__Given entries__.
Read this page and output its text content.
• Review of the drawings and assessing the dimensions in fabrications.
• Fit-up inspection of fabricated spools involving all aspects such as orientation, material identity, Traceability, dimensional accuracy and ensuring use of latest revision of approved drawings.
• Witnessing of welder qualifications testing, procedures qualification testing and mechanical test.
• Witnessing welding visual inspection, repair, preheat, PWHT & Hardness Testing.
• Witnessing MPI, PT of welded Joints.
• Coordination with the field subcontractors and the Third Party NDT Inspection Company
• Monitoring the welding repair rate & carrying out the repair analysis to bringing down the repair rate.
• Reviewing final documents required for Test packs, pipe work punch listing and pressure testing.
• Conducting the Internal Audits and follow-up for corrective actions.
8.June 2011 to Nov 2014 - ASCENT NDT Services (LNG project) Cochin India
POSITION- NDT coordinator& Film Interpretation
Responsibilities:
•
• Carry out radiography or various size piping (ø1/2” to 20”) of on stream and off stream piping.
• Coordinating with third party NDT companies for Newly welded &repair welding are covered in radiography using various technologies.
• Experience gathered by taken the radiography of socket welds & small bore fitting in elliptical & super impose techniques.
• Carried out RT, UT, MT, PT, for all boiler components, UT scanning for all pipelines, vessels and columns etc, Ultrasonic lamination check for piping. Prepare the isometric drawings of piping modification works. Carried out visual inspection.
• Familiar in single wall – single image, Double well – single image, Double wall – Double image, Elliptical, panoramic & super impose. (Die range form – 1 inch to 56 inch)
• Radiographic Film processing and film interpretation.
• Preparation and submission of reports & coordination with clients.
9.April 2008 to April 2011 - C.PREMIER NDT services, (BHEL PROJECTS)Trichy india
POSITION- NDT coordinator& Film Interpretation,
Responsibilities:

__Brief__.
Choose all lines containing the string "impose" and copy them out.

__Task result__.
• Experience gathered by taken the radiography of socket welds & small bore fitting in elliptical & super impose techniques.
• Familiar in single wall – single image, Double well – single image, Double wall – Double image, Elliptical, panoramic & super impose. (Die range form – 1 inch to 56 inch)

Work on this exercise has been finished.